**WRITTEN EXERCISE:**
Copy, in full, each line of the material that holds the word "Firm".

#####

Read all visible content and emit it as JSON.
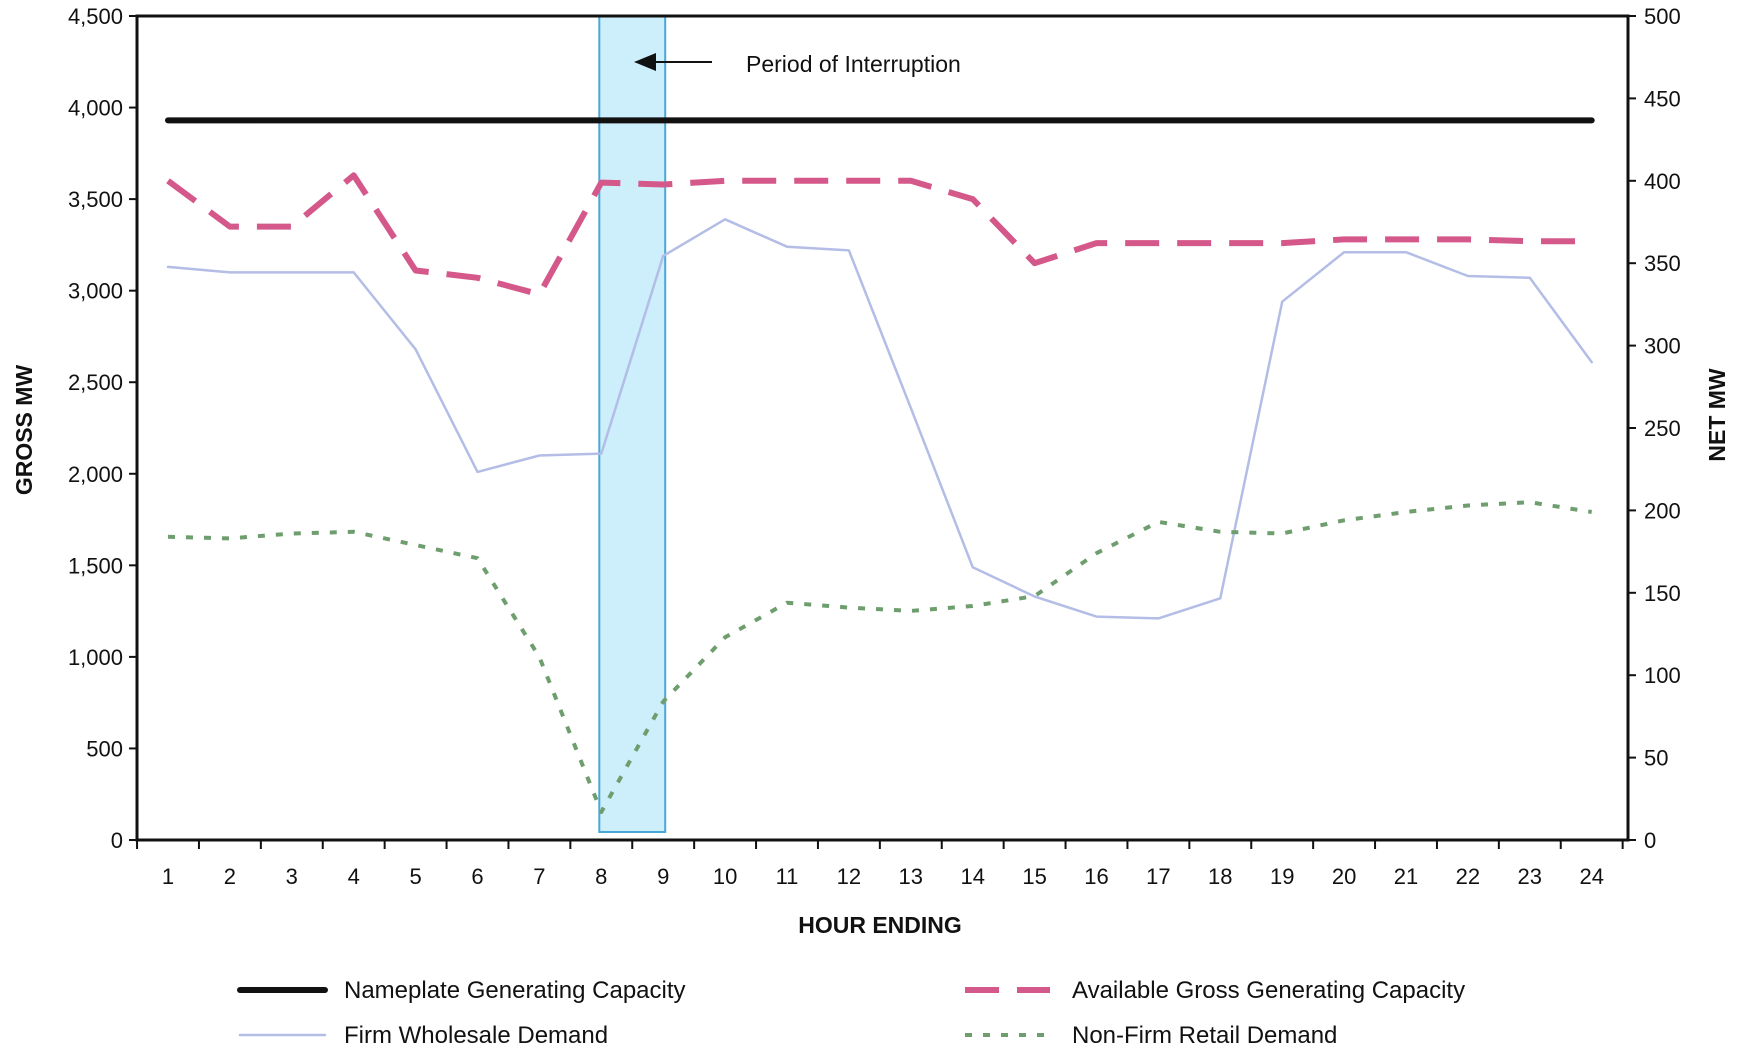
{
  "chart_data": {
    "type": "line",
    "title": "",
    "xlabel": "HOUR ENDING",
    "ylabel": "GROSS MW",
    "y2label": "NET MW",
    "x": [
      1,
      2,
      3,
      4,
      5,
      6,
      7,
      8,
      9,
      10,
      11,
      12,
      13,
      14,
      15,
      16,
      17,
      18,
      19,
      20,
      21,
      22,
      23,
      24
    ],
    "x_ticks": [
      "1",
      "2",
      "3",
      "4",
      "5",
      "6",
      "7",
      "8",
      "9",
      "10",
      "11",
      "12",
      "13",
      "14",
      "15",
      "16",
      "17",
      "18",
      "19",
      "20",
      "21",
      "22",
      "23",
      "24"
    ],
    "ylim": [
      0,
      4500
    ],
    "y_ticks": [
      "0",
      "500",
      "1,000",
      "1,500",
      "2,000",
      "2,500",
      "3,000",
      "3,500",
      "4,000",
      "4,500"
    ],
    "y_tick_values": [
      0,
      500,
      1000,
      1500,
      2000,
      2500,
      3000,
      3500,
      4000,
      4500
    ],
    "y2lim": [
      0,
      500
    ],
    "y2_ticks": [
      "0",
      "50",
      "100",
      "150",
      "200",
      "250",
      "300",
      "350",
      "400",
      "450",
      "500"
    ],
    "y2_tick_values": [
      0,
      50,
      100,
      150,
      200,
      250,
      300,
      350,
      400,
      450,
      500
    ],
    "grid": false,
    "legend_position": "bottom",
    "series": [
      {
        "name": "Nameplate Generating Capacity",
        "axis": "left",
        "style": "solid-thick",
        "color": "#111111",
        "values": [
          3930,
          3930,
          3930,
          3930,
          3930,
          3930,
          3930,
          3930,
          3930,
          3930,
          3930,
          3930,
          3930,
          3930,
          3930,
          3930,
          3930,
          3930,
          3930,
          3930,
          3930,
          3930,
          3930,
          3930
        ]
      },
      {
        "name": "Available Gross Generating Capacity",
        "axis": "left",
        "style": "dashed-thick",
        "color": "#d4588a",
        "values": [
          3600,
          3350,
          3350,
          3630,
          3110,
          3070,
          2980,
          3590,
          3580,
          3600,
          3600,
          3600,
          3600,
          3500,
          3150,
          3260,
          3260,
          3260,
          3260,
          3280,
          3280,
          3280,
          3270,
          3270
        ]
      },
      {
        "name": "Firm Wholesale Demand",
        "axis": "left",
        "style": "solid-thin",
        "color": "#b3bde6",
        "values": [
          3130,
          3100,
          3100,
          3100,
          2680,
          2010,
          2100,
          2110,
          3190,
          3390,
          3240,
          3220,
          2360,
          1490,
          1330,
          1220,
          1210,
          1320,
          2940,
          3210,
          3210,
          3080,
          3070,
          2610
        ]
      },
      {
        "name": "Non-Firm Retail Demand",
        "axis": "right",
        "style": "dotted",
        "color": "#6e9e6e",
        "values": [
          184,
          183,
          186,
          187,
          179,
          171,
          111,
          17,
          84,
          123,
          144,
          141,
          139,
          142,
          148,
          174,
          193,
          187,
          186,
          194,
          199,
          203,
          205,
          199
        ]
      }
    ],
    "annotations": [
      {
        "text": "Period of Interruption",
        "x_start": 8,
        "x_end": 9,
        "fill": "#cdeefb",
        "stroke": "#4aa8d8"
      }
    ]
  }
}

#####

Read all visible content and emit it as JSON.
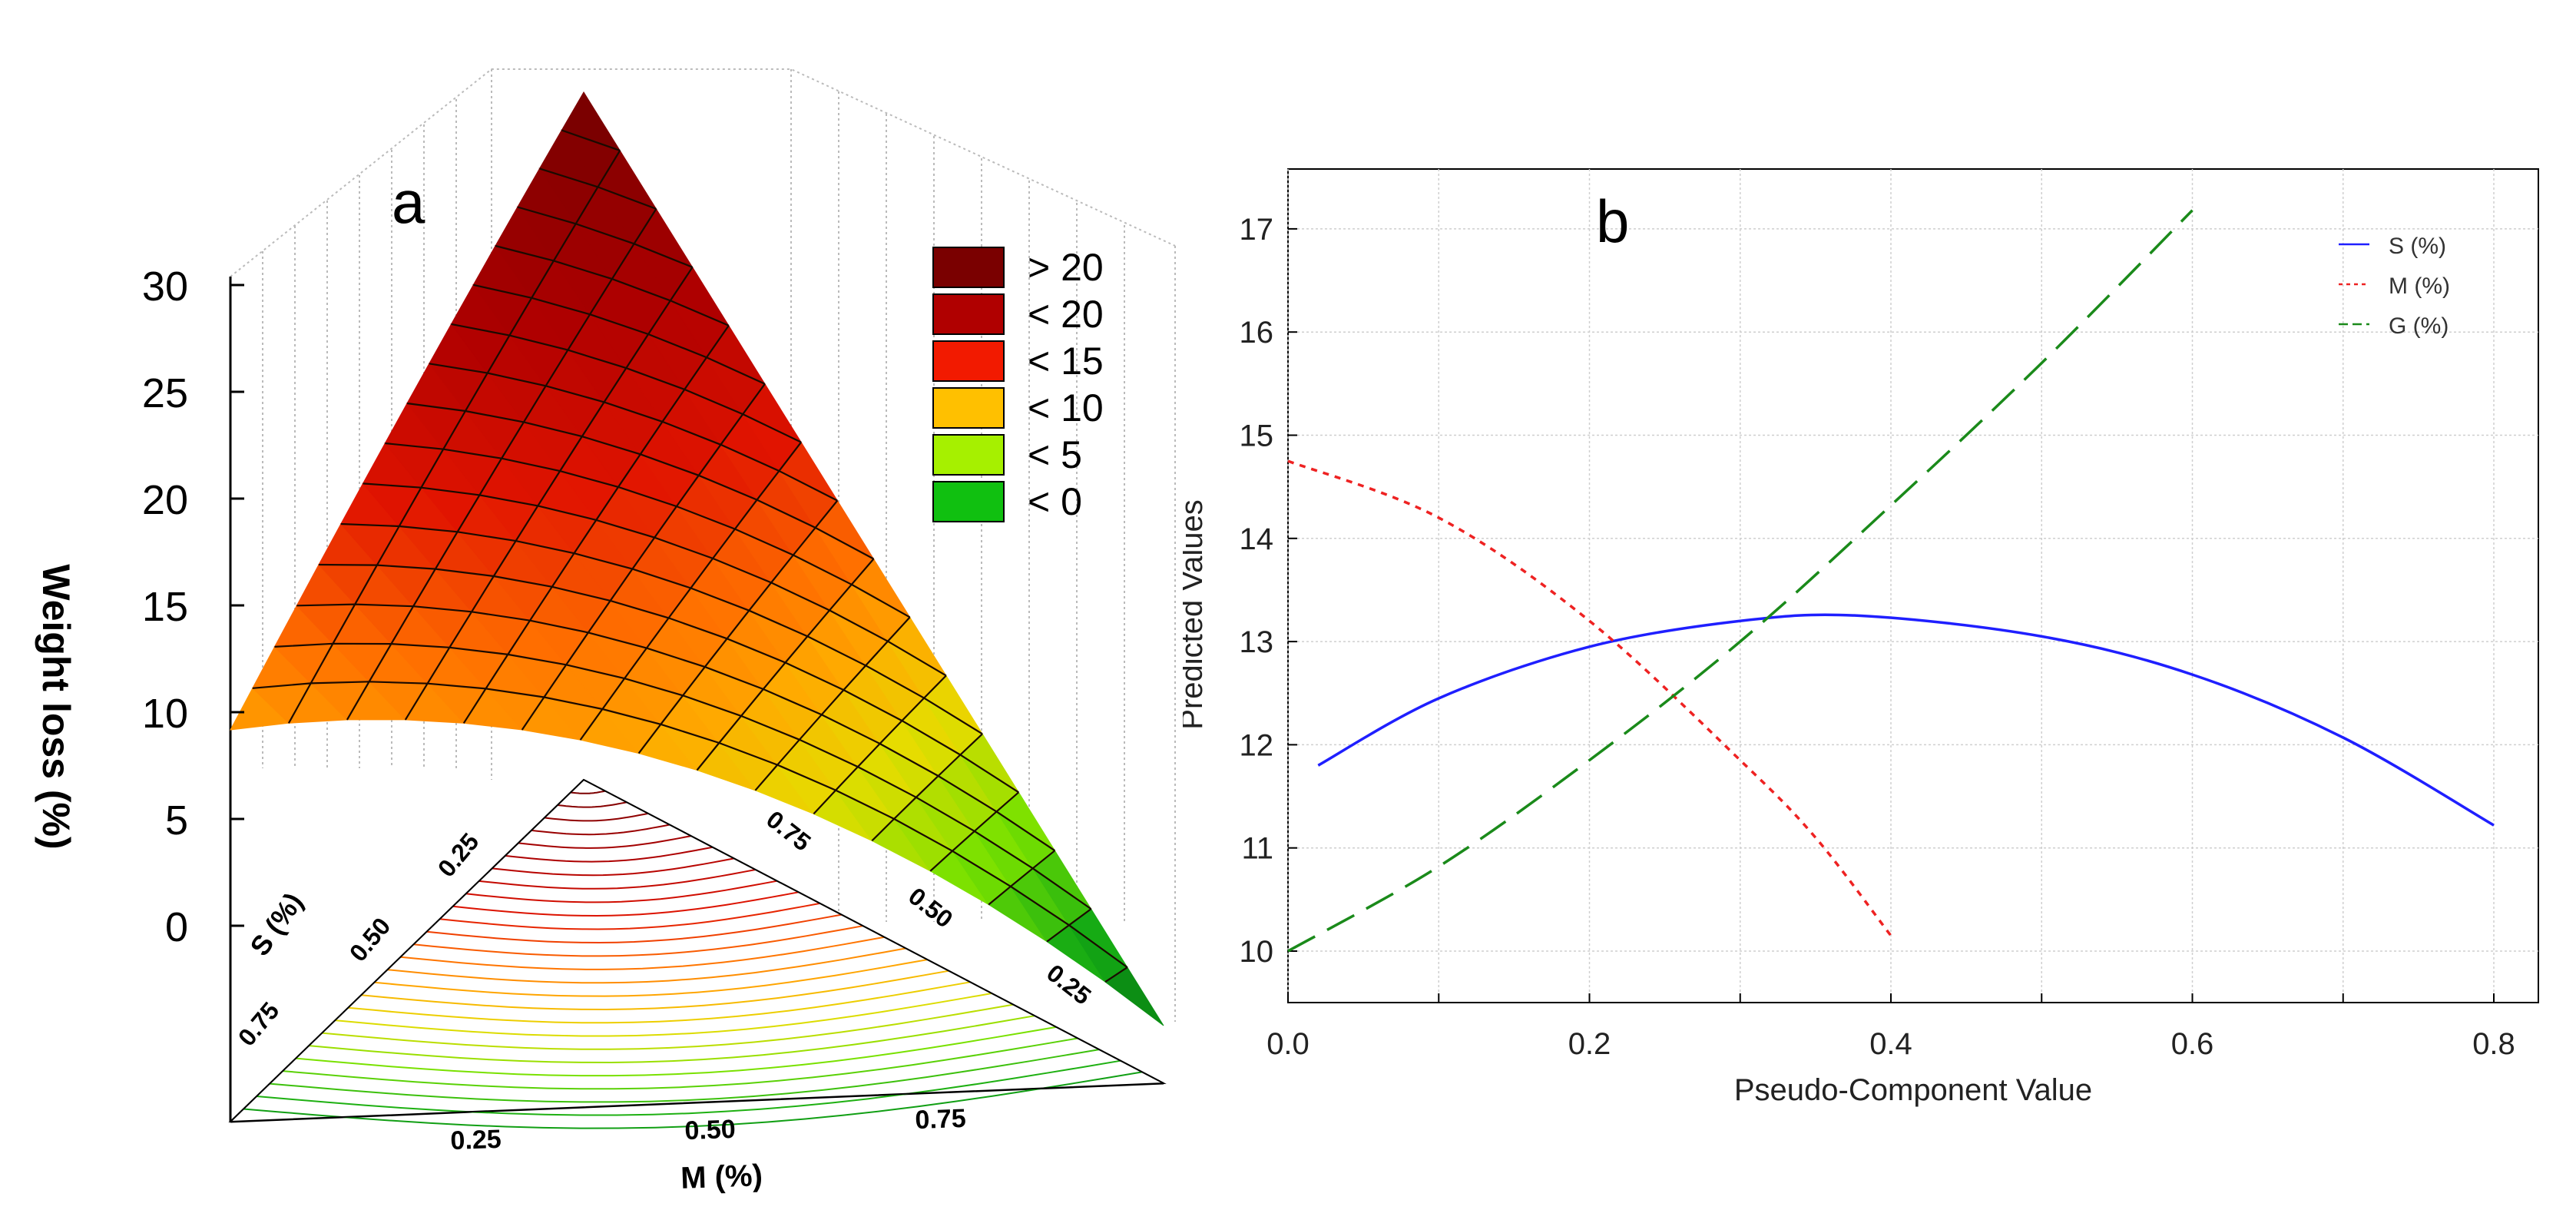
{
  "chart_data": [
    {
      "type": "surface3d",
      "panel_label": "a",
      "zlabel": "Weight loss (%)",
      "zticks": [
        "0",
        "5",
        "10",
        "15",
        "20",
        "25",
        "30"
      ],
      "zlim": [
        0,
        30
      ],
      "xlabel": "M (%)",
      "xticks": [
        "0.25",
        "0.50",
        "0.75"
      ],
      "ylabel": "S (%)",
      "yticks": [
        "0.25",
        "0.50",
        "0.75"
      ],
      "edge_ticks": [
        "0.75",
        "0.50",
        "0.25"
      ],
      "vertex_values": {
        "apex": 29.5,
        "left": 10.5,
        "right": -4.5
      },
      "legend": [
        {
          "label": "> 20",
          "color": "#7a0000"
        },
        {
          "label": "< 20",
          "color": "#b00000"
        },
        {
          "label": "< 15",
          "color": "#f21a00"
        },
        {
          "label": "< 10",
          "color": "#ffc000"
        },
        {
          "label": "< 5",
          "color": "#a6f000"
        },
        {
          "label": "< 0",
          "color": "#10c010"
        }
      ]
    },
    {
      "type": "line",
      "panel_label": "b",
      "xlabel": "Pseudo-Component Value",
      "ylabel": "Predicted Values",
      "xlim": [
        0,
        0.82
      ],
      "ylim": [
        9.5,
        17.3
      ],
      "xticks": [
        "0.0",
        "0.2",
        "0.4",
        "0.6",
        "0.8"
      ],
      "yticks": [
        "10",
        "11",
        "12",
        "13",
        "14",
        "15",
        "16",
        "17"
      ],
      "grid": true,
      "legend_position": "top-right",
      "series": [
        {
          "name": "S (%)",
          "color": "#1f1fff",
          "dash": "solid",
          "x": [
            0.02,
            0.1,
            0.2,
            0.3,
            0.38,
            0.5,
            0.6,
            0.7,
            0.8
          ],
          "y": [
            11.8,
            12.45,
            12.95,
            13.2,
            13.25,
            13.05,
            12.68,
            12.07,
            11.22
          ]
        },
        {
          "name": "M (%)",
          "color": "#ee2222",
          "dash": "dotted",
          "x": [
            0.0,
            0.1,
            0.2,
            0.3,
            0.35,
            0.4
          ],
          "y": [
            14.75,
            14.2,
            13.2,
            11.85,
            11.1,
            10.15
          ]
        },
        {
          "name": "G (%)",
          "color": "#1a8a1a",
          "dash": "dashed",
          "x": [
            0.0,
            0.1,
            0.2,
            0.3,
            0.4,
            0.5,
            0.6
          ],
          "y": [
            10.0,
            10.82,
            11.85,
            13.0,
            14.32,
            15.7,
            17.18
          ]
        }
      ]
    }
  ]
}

#####

**TASK OUTPUT:**
        "name": "Firm Wholesale Demand",
        "name": "Non-Firm Retail Demand",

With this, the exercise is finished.